::: Excerpted records :::

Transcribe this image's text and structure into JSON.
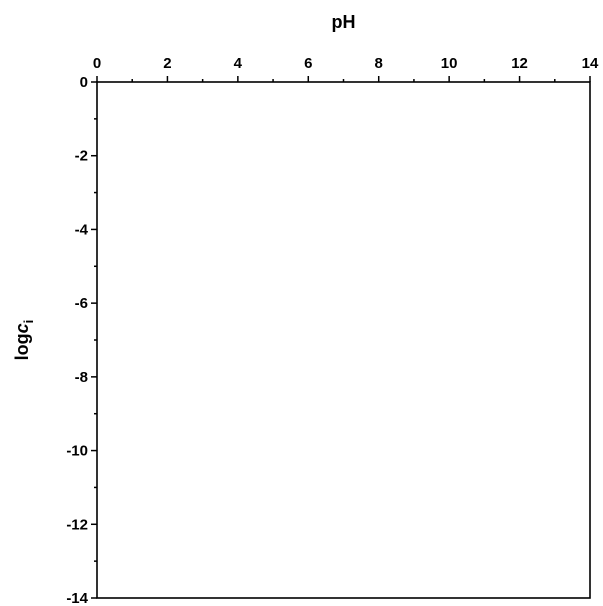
{
  "chart_data": {
    "type": "line",
    "title": "",
    "xlabel": "pH",
    "ylabel_prefix": "log",
    "ylabel_var": "c",
    "ylabel_sub": "i",
    "xlim": [
      0,
      14
    ],
    "ylim": [
      -14,
      0
    ],
    "x_ticks": [
      0,
      2,
      4,
      6,
      8,
      10,
      12,
      14
    ],
    "x_minor_ticks": [
      1,
      3,
      5,
      7,
      9,
      11,
      13
    ],
    "y_ticks": [
      0,
      -2,
      -4,
      -6,
      -8,
      -10,
      -12,
      -14
    ],
    "y_minor_ticks": [
      -1,
      -3,
      -5,
      -7,
      -9,
      -11,
      -13
    ],
    "x_axis_position": "top",
    "grid": false,
    "series": []
  }
}
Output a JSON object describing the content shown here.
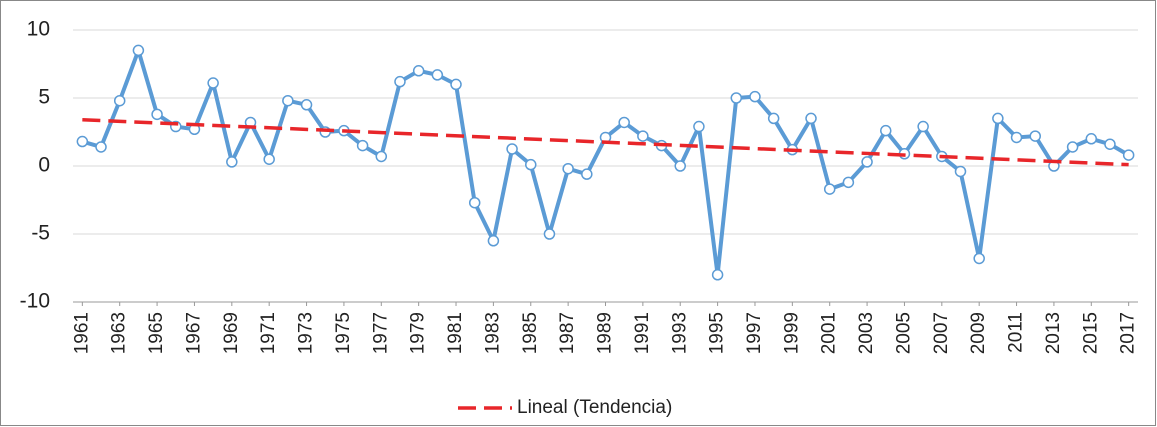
{
  "chart_data": {
    "type": "line",
    "x": [
      1961,
      1962,
      1963,
      1964,
      1965,
      1966,
      1967,
      1968,
      1969,
      1970,
      1971,
      1972,
      1973,
      1974,
      1975,
      1976,
      1977,
      1978,
      1979,
      1980,
      1981,
      1982,
      1983,
      1984,
      1985,
      1986,
      1987,
      1988,
      1989,
      1990,
      1991,
      1992,
      1993,
      1994,
      1995,
      1996,
      1997,
      1998,
      1999,
      2000,
      2001,
      2002,
      2003,
      2004,
      2005,
      2006,
      2007,
      2008,
      2009,
      2010,
      2011,
      2012,
      2013,
      2014,
      2015,
      2016,
      2017
    ],
    "series": [
      {
        "color": "#5b9bd5",
        "values": [
          1.8,
          1.4,
          4.8,
          8.5,
          3.8,
          2.9,
          2.7,
          6.1,
          0.3,
          3.2,
          0.5,
          4.8,
          4.5,
          2.5,
          2.6,
          1.5,
          0.7,
          6.2,
          7.0,
          6.7,
          6.0,
          -2.7,
          -5.5,
          1.25,
          0.1,
          -5.0,
          -0.2,
          -0.6,
          2.1,
          3.2,
          2.2,
          1.5,
          0.0,
          2.9,
          -8.0,
          5.0,
          5.1,
          3.5,
          1.2,
          3.5,
          -1.7,
          -1.2,
          0.3,
          2.6,
          0.9,
          2.9,
          0.7,
          -0.4,
          -6.8,
          3.5,
          2.1,
          2.2,
          0.0,
          1.4,
          2.0,
          1.6,
          0.8
        ]
      }
    ],
    "trend": {
      "name": "Lineal (Tendencia)",
      "color": "#e8262a",
      "x": [
        1961,
        2017
      ],
      "values": [
        3.4,
        0.1
      ]
    },
    "xlim": [
      1960.5,
      2017.5
    ],
    "xticks": [
      1961,
      1963,
      1965,
      1967,
      1969,
      1971,
      1973,
      1975,
      1977,
      1979,
      1981,
      1983,
      1985,
      1987,
      1989,
      1991,
      1993,
      1995,
      1997,
      1999,
      2001,
      2003,
      2005,
      2007,
      2009,
      2011,
      2013,
      2015,
      2017
    ],
    "ylim": [
      -10,
      10
    ],
    "yticks": [
      -10,
      -5,
      0,
      5,
      10
    ],
    "grid": true,
    "legend": "bottom"
  }
}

:::

▶ **Objective**
Leave out the pictures and print every line of the data exactly.

▶ **The answer**
Transcribe this image's text and structure into JSON.
{
  "chart_data": {
    "type": "line",
    "title": "",
    "xlabel": "pH",
    "ylabel_prefix": "log",
    "ylabel_var": "c",
    "ylabel_sub": "i",
    "xlim": [
      0,
      14
    ],
    "ylim": [
      -14,
      0
    ],
    "x_ticks": [
      0,
      2,
      4,
      6,
      8,
      10,
      12,
      14
    ],
    "x_minor_ticks": [
      1,
      3,
      5,
      7,
      9,
      11,
      13
    ],
    "y_ticks": [
      0,
      -2,
      -4,
      -6,
      -8,
      -10,
      -12,
      -14
    ],
    "y_minor_ticks": [
      -1,
      -3,
      -5,
      -7,
      -9,
      -11,
      -13
    ],
    "x_axis_position": "top",
    "grid": false,
    "series": []
  }
}
Output a JSON object describing the content shown here.
{
  "chart_data": {
    "type": "line",
    "x": [
      1961,
      1962,
      1963,
      1964,
      1965,
      1966,
      1967,
      1968,
      1969,
      1970,
      1971,
      1972,
      1973,
      1974,
      1975,
      1976,
      1977,
      1978,
      1979,
      1980,
      1981,
      1982,
      1983,
      1984,
      1985,
      1986,
      1987,
      1988,
      1989,
      1990,
      1991,
      1992,
      1993,
      1994,
      1995,
      1996,
      1997,
      1998,
      1999,
      2000,
      2001,
      2002,
      2003,
      2004,
      2005,
      2006,
      2007,
      2008,
      2009,
      2010,
      2011,
      2012,
      2013,
      2014,
      2015,
      2016,
      2017
    ],
    "series": [
      {
        "color": "#5b9bd5",
        "values": [
          1.8,
          1.4,
          4.8,
          8.5,
          3.8,
          2.9,
          2.7,
          6.1,
          0.3,
          3.2,
          0.5,
          4.8,
          4.5,
          2.5,
          2.6,
          1.5,
          0.7,
          6.2,
          7.0,
          6.7,
          6.0,
          -2.7,
          -5.5,
          1.25,
          0.1,
          -5.0,
          -0.2,
          -0.6,
          2.1,
          3.2,
          2.2,
          1.5,
          0.0,
          2.9,
          -8.0,
          5.0,
          5.1,
          3.5,
          1.2,
          3.5,
          -1.7,
          -1.2,
          0.3,
          2.6,
          0.9,
          2.9,
          0.7,
          -0.4,
          -6.8,
          3.5,
          2.1,
          2.2,
          0.0,
          1.4,
          2.0,
          1.6,
          0.8
        ]
      }
    ],
    "trend": {
      "name": "Lineal (Tendencia)",
      "color": "#e8262a",
      "x": [
        1961,
        2017
      ],
      "values": [
        3.4,
        0.1
      ]
    },
    "xlim": [
      1960.5,
      2017.5
    ],
    "xticks": [
      1961,
      1963,
      1965,
      1967,
      1969,
      1971,
      1973,
      1975,
      1977,
      1979,
      1981,
      1983,
      1985,
      1987,
      1989,
      1991,
      1993,
      1995,
      1997,
      1999,
      2001,
      2003,
      2005,
      2007,
      2009,
      2011,
      2013,
      2015,
      2017
    ],
    "ylim": [
      -10,
      10
    ],
    "yticks": [
      -10,
      -5,
      0,
      5,
      10
    ],
    "grid": true,
    "legend": "bottom"
  }
}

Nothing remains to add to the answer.